- [Given task]: Each line of the listing that contains the word "Dollar" is to be copied.

┄┄┄┄┄┄

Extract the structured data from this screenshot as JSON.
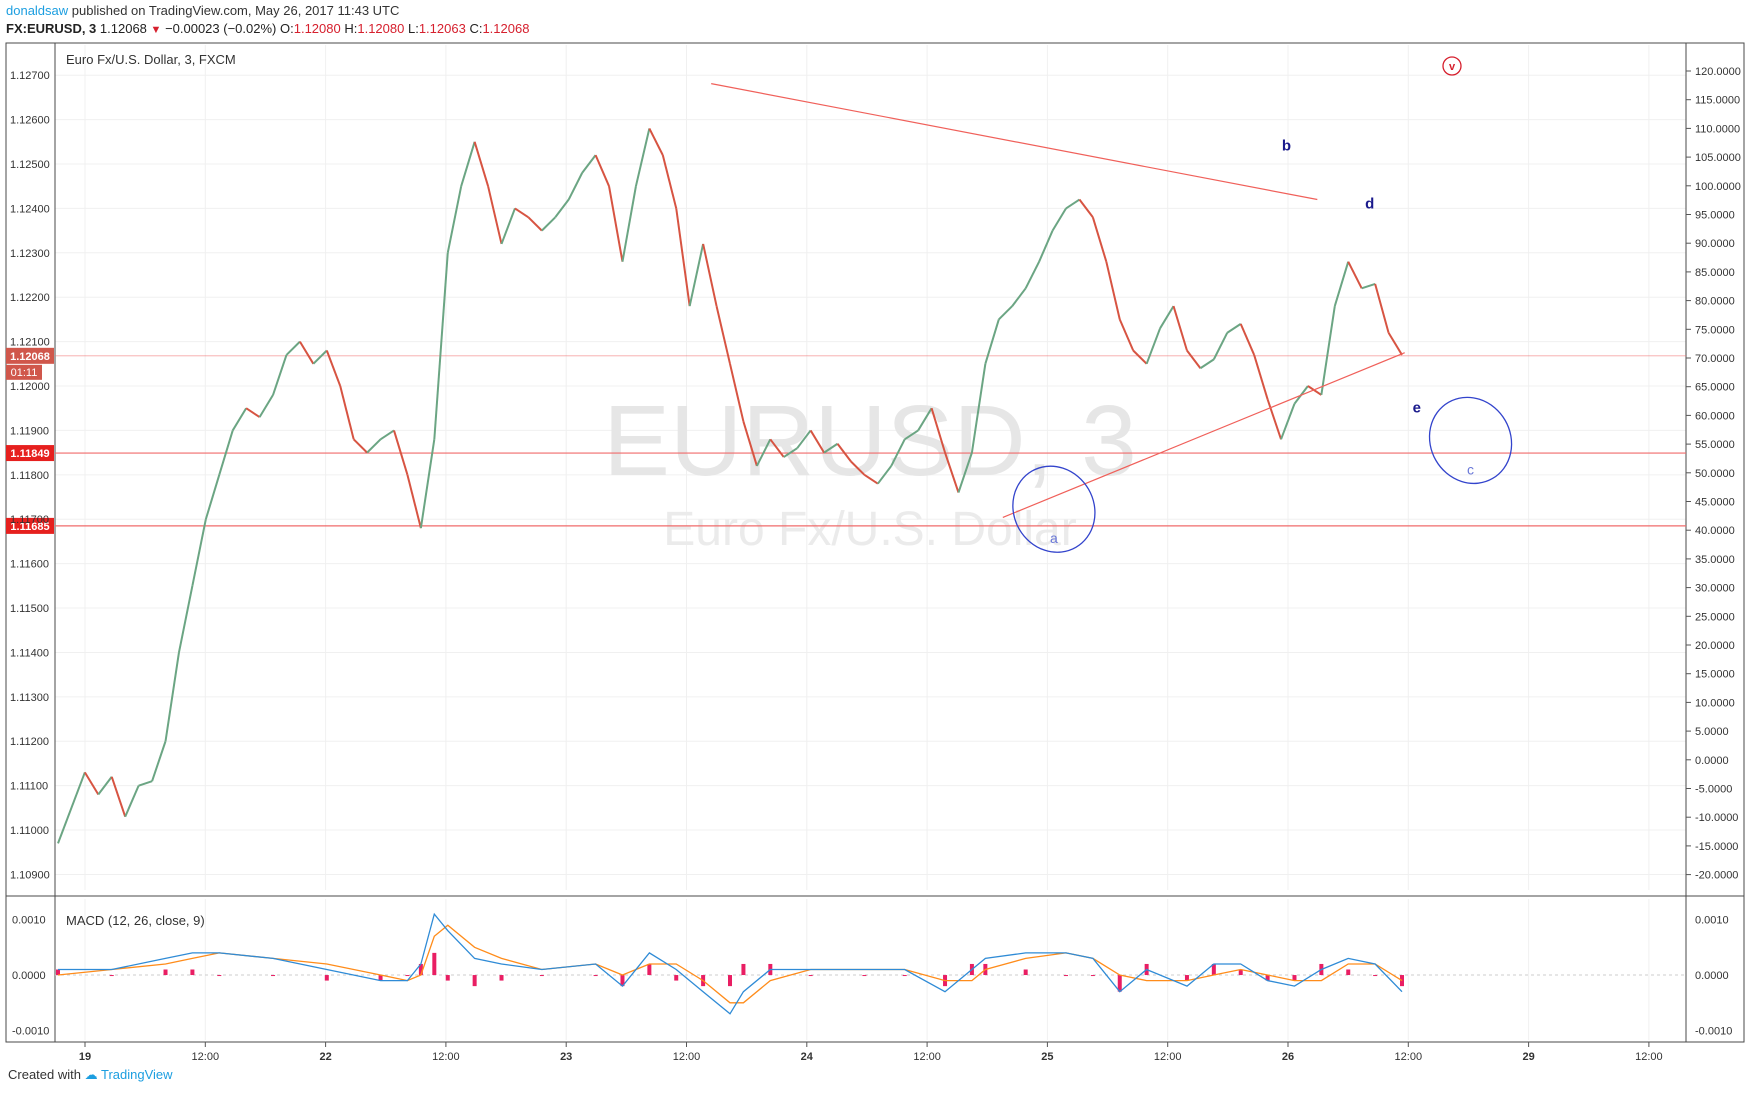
{
  "header": {
    "author": "donaldsaw",
    "published_text": "published on TradingView.com, May 26, 2017 11:43 UTC",
    "symbol_text": "FX:EURUSD, 3",
    "last_price": "1.12068",
    "change_text": "−0.00023 (−0.02%)",
    "o_label": "O:",
    "o_value": "1.12080",
    "h_label": "H:",
    "h_value": "1.12080",
    "l_label": "L:",
    "l_value": "1.12063",
    "c_label": "C:",
    "c_value": "1.12068"
  },
  "footer": {
    "created_with": "Created with",
    "brand": "TradingView"
  },
  "colors": {
    "up": "#6ba583",
    "down": "#d75442",
    "trendline": "#f0605a",
    "hline": "#f06b6b",
    "ellipse": "#3344cc",
    "wave_label": "#1a1a8c",
    "macd_line": "#2f8bd6",
    "signal_line": "#ff8c1a",
    "histogram": "#e91e63"
  },
  "chart_data": [
    {
      "type": "line",
      "title": "Euro Fx/U.S. Dollar, 3, FXCM",
      "watermark_symbol": "EURUSD, 3",
      "watermark_name": "Euro Fx/U.S. Dollar",
      "x_ticks": [
        "19",
        "12:00",
        "22",
        "12:00",
        "23",
        "12:00",
        "24",
        "12:00",
        "25",
        "12:00",
        "26",
        "12:00",
        "29",
        "12:00"
      ],
      "y_ticks_left": [
        "1.12700",
        "1.12600",
        "1.12500",
        "1.12400",
        "1.12300",
        "1.12200",
        "1.12100",
        "1.12000",
        "1.11900",
        "1.11800",
        "1.11700",
        "1.11600",
        "1.11500",
        "1.11400",
        "1.11300",
        "1.11200",
        "1.11100",
        "1.11000",
        "1.10900"
      ],
      "y_ticks_right": [
        "120.0000",
        "115.0000",
        "110.0000",
        "105.0000",
        "100.0000",
        "95.0000",
        "90.0000",
        "85.0000",
        "80.0000",
        "75.0000",
        "70.0000",
        "65.0000",
        "60.0000",
        "55.0000",
        "50.0000",
        "45.0000",
        "40.0000",
        "35.0000",
        "30.0000",
        "25.0000",
        "20.0000",
        "15.0000",
        "10.0000",
        "5.0000",
        "0.0000",
        "-5.0000",
        "-10.0000",
        "-15.0000",
        "-20.0000"
      ],
      "ylim": [
        1.10865,
        1.12768
      ],
      "series": [
        {
          "points": [
            [
              0,
              1.1097
            ],
            [
              2,
              1.1113
            ],
            [
              3,
              1.1108
            ],
            [
              4,
              1.1112
            ],
            [
              5,
              1.1103
            ],
            [
              6,
              1.111
            ],
            [
              7,
              1.1111
            ],
            [
              8,
              1.112
            ],
            [
              9,
              1.114
            ],
            [
              10,
              1.1155
            ],
            [
              11,
              1.117
            ],
            [
              12,
              1.118
            ],
            [
              13,
              1.119
            ],
            [
              14,
              1.1195
            ],
            [
              15,
              1.1193
            ],
            [
              16,
              1.1198
            ],
            [
              17,
              1.1207
            ],
            [
              18,
              1.121
            ],
            [
              19,
              1.1205
            ],
            [
              20,
              1.1208
            ],
            [
              21,
              1.12
            ],
            [
              22,
              1.1188
            ],
            [
              23,
              1.1185
            ],
            [
              24,
              1.1188
            ],
            [
              25,
              1.119
            ],
            [
              26,
              1.118
            ],
            [
              27,
              1.1168
            ],
            [
              28,
              1.1188
            ],
            [
              29,
              1.123
            ],
            [
              30,
              1.1245
            ],
            [
              31,
              1.1255
            ],
            [
              32,
              1.1245
            ],
            [
              33,
              1.1232
            ],
            [
              34,
              1.124
            ],
            [
              35,
              1.1238
            ],
            [
              36,
              1.1235
            ],
            [
              37,
              1.1238
            ],
            [
              38,
              1.1242
            ],
            [
              39,
              1.1248
            ],
            [
              40,
              1.1252
            ],
            [
              41,
              1.1245
            ],
            [
              42,
              1.1228
            ],
            [
              43,
              1.1245
            ],
            [
              44,
              1.1258
            ],
            [
              45,
              1.1252
            ],
            [
              46,
              1.124
            ],
            [
              47,
              1.1218
            ],
            [
              48,
              1.1232
            ],
            [
              49,
              1.1218
            ],
            [
              50,
              1.1205
            ],
            [
              51,
              1.1192
            ],
            [
              52,
              1.1182
            ],
            [
              53,
              1.1188
            ],
            [
              54,
              1.1184
            ],
            [
              55,
              1.1186
            ],
            [
              56,
              1.119
            ],
            [
              57,
              1.1185
            ],
            [
              58,
              1.1187
            ],
            [
              59,
              1.1183
            ],
            [
              60,
              1.118
            ],
            [
              61,
              1.1178
            ],
            [
              62,
              1.1182
            ],
            [
              63,
              1.1188
            ],
            [
              64,
              1.119
            ],
            [
              65,
              1.1195
            ],
            [
              66,
              1.1185
            ],
            [
              67,
              1.1176
            ],
            [
              68,
              1.1185
            ],
            [
              69,
              1.1205
            ],
            [
              70,
              1.1215
            ],
            [
              71,
              1.1218
            ],
            [
              72,
              1.1222
            ],
            [
              73,
              1.1228
            ],
            [
              74,
              1.1235
            ],
            [
              75,
              1.124
            ],
            [
              76,
              1.1242
            ],
            [
              77,
              1.1238
            ],
            [
              78,
              1.1228
            ],
            [
              79,
              1.1215
            ],
            [
              80,
              1.1208
            ],
            [
              81,
              1.1205
            ],
            [
              82,
              1.1213
            ],
            [
              83,
              1.1218
            ],
            [
              84,
              1.1208
            ],
            [
              85,
              1.1204
            ],
            [
              86,
              1.1206
            ],
            [
              87,
              1.1212
            ],
            [
              88,
              1.1214
            ],
            [
              89,
              1.1207
            ],
            [
              90,
              1.1197
            ],
            [
              91,
              1.1188
            ],
            [
              92,
              1.1196
            ],
            [
              93,
              1.12
            ],
            [
              94,
              1.1198
            ],
            [
              95,
              1.1218
            ],
            [
              96,
              1.1228
            ],
            [
              97,
              1.1222
            ],
            [
              98,
              1.1223
            ],
            [
              99,
              1.1212
            ],
            [
              100,
              1.1207
            ]
          ]
        },
        {
          "name": "MACD (12, 26, close, 9)",
          "ylim": [
            -0.0011,
            0.0013
          ],
          "y_ticks": [
            "0.0010",
            "0.0000",
            "-0.0010"
          ],
          "macd": [
            [
              0,
              0.0001
            ],
            [
              4,
              0.0001
            ],
            [
              8,
              0.0003
            ],
            [
              10,
              0.0004
            ],
            [
              12,
              0.0004
            ],
            [
              16,
              0.0003
            ],
            [
              20,
              0.0001
            ],
            [
              24,
              -0.0001
            ],
            [
              26,
              -0.0001
            ],
            [
              27,
              0.0002
            ],
            [
              28,
              0.0011
            ],
            [
              29,
              0.0008
            ],
            [
              31,
              0.0003
            ],
            [
              33,
              0.0002
            ],
            [
              36,
              0.0001
            ],
            [
              40,
              0.0002
            ],
            [
              42,
              -0.0002
            ],
            [
              44,
              0.0004
            ],
            [
              46,
              0.0001
            ],
            [
              48,
              -0.0003
            ],
            [
              50,
              -0.0007
            ],
            [
              51,
              -0.0003
            ],
            [
              53,
              0.0001
            ],
            [
              56,
              0.0001
            ],
            [
              60,
              0.0001
            ],
            [
              63,
              0.0001
            ],
            [
              66,
              -0.0003
            ],
            [
              68,
              0.0001
            ],
            [
              69,
              0.0003
            ],
            [
              72,
              0.0004
            ],
            [
              75,
              0.0004
            ],
            [
              77,
              0.0003
            ],
            [
              79,
              -0.0003
            ],
            [
              81,
              0.0001
            ],
            [
              84,
              -0.0002
            ],
            [
              86,
              0.0002
            ],
            [
              88,
              0.0002
            ],
            [
              90,
              -0.0001
            ],
            [
              92,
              -0.0002
            ],
            [
              94,
              0.0001
            ],
            [
              96,
              0.0003
            ],
            [
              98,
              0.0002
            ],
            [
              100,
              -0.0003
            ]
          ],
          "signal": [
            [
              0,
              0.0
            ],
            [
              4,
              0.0001
            ],
            [
              8,
              0.0002
            ],
            [
              10,
              0.0003
            ],
            [
              12,
              0.0004
            ],
            [
              16,
              0.0003
            ],
            [
              20,
              0.0002
            ],
            [
              24,
              0.0
            ],
            [
              26,
              -0.0001
            ],
            [
              27,
              0.0
            ],
            [
              28,
              0.0007
            ],
            [
              29,
              0.0009
            ],
            [
              31,
              0.0005
            ],
            [
              33,
              0.0003
            ],
            [
              36,
              0.0001
            ],
            [
              40,
              0.0002
            ],
            [
              42,
              0.0
            ],
            [
              44,
              0.0002
            ],
            [
              46,
              0.0002
            ],
            [
              48,
              -0.0001
            ],
            [
              50,
              -0.0005
            ],
            [
              51,
              -0.0005
            ],
            [
              53,
              -0.0001
            ],
            [
              56,
              0.0001
            ],
            [
              60,
              0.0001
            ],
            [
              63,
              0.0001
            ],
            [
              66,
              -0.0001
            ],
            [
              68,
              -0.0001
            ],
            [
              69,
              0.0001
            ],
            [
              72,
              0.0003
            ],
            [
              75,
              0.0004
            ],
            [
              77,
              0.0003
            ],
            [
              79,
              0.0
            ],
            [
              81,
              -0.0001
            ],
            [
              84,
              -0.0001
            ],
            [
              86,
              0.0
            ],
            [
              88,
              0.0001
            ],
            [
              90,
              0.0
            ],
            [
              92,
              -0.0001
            ],
            [
              94,
              -0.0001
            ],
            [
              96,
              0.0002
            ],
            [
              98,
              0.0002
            ],
            [
              100,
              -0.0001
            ]
          ]
        }
      ],
      "horizontal_lines": [
        {
          "price": 1.12068,
          "label": "1.12068"
        },
        {
          "price": 1.11849,
          "label": "1.11849"
        },
        {
          "price": 1.11685,
          "label": "1.11685"
        }
      ],
      "price_timer": "01:11",
      "trendlines": [
        {
          "from": [
            48.6,
            1.12681
          ],
          "to": [
            93.7,
            1.1242
          ]
        },
        {
          "from": [
            70.3,
            1.11704
          ],
          "to": [
            100.2,
            1.12075
          ]
        }
      ],
      "wave_labels": [
        {
          "text": "a",
          "x": 74.1,
          "y": 1.11655
        },
        {
          "text": "b",
          "x": 91.4,
          "y": 1.1253
        },
        {
          "text": "c",
          "x": 105.1,
          "y": 1.1181
        },
        {
          "text": "d",
          "x": 97.6,
          "y": 1.124
        },
        {
          "text": "e",
          "x": 101.1,
          "y": 1.1194
        }
      ],
      "markers": [
        "v"
      ]
    }
  ]
}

┄┄┄┄┄┄

- [Correct result]:
      "title": "Euro Fx/U.S. Dollar, 3, FXCM",
      "watermark_name": "Euro Fx/U.S. Dollar",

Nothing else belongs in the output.